[Dataset records]
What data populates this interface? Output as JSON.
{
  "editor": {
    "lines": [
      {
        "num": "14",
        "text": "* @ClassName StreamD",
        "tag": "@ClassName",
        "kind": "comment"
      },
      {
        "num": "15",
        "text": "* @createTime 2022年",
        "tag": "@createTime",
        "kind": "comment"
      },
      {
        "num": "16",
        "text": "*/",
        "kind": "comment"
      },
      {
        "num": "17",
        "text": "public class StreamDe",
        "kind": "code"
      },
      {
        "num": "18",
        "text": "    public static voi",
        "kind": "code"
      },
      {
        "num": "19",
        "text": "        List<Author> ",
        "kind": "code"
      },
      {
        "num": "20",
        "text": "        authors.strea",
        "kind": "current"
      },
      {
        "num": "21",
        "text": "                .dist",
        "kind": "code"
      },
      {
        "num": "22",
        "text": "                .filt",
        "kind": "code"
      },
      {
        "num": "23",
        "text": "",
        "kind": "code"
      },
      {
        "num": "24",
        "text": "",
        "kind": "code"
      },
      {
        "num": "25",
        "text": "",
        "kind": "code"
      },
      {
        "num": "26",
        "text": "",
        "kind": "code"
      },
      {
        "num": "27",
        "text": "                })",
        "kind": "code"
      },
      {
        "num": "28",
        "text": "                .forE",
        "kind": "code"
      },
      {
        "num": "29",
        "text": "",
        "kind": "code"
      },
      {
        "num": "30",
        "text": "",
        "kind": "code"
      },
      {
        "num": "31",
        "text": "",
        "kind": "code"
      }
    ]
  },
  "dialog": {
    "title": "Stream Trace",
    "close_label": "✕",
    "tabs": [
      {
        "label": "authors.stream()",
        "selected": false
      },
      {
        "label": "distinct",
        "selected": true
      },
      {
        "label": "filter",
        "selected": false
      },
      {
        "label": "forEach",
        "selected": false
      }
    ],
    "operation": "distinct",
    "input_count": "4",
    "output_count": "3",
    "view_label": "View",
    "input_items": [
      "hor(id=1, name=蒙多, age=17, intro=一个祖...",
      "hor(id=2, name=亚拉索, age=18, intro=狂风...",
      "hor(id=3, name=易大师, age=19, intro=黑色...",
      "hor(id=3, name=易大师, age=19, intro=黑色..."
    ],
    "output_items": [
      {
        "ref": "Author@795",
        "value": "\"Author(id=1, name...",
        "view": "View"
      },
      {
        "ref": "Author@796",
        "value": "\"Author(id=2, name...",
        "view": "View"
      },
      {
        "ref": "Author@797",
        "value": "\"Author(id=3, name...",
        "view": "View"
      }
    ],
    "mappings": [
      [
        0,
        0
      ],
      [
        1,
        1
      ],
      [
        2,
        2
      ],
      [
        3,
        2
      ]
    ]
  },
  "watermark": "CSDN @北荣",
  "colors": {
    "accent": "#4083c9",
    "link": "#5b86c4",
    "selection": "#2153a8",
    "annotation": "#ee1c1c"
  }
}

-- WHAT YOU SHOULD DO --
Write the material out exactly, with nothing left out.

-- THE COMPLETED TASK --
What data populates this interface? Output as JSON.
{
  "editor": {
    "lines": [
      {
        "num": "14",
        "text": "* @ClassName StreamD",
        "tag": "@ClassName",
        "kind": "comment"
      },
      {
        "num": "15",
        "text": "* @createTime 2022年",
        "tag": "@createTime",
        "kind": "comment"
      },
      {
        "num": "16",
        "text": "*/",
        "kind": "comment"
      },
      {
        "num": "17",
        "text": "public class StreamDe",
        "kind": "code"
      },
      {
        "num": "18",
        "text": "    public static voi",
        "kind": "code"
      },
      {
        "num": "19",
        "text": "        List<Author> ",
        "kind": "code"
      },
      {
        "num": "20",
        "text": "        authors.strea",
        "kind": "current"
      },
      {
        "num": "21",
        "text": "                .dist",
        "kind": "code"
      },
      {
        "num": "22",
        "text": "                .filt",
        "kind": "code"
      },
      {
        "num": "23",
        "text": "",
        "kind": "code"
      },
      {
        "num": "24",
        "text": "",
        "kind": "code"
      },
      {
        "num": "25",
        "text": "",
        "kind": "code"
      },
      {
        "num": "26",
        "text": "",
        "kind": "code"
      },
      {
        "num": "27",
        "text": "                })",
        "kind": "code"
      },
      {
        "num": "28",
        "text": "                .forE",
        "kind": "code"
      },
      {
        "num": "29",
        "text": "",
        "kind": "code"
      },
      {
        "num": "30",
        "text": "",
        "kind": "code"
      },
      {
        "num": "31",
        "text": "",
        "kind": "code"
      }
    ]
  },
  "dialog": {
    "title": "Stream Trace",
    "close_label": "✕",
    "tabs": [
      {
        "label": "authors.stream()",
        "selected": false
      },
      {
        "label": "distinct",
        "selected": true
      },
      {
        "label": "filter",
        "selected": false
      },
      {
        "label": "forEach",
        "selected": false
      }
    ],
    "operation": "distinct",
    "input_count": "4",
    "output_count": "3",
    "view_label": "View",
    "input_items": [
      "hor(id=1, name=蒙多, age=17, intro=一个祖...",
      "hor(id=2, name=亚拉索, age=18, intro=狂风...",
      "hor(id=3, name=易大师, age=19, intro=黑色...",
      "hor(id=3, name=易大师, age=19, intro=黑色..."
    ],
    "output_items": [
      {
        "ref": "Author@795",
        "value": "\"Author(id=1, name...",
        "view": "View"
      },
      {
        "ref": "Author@796",
        "value": "\"Author(id=2, name...",
        "view": "View"
      },
      {
        "ref": "Author@797",
        "value": "\"Author(id=3, name...",
        "view": "View"
      }
    ],
    "mappings": [
      [
        0,
        0
      ],
      [
        1,
        1
      ],
      [
        2,
        2
      ],
      [
        3,
        2
      ]
    ]
  },
  "watermark": "CSDN @北荣",
  "colors": {
    "accent": "#4083c9",
    "link": "#5b86c4",
    "selection": "#2153a8",
    "annotation": "#ee1c1c"
  }
}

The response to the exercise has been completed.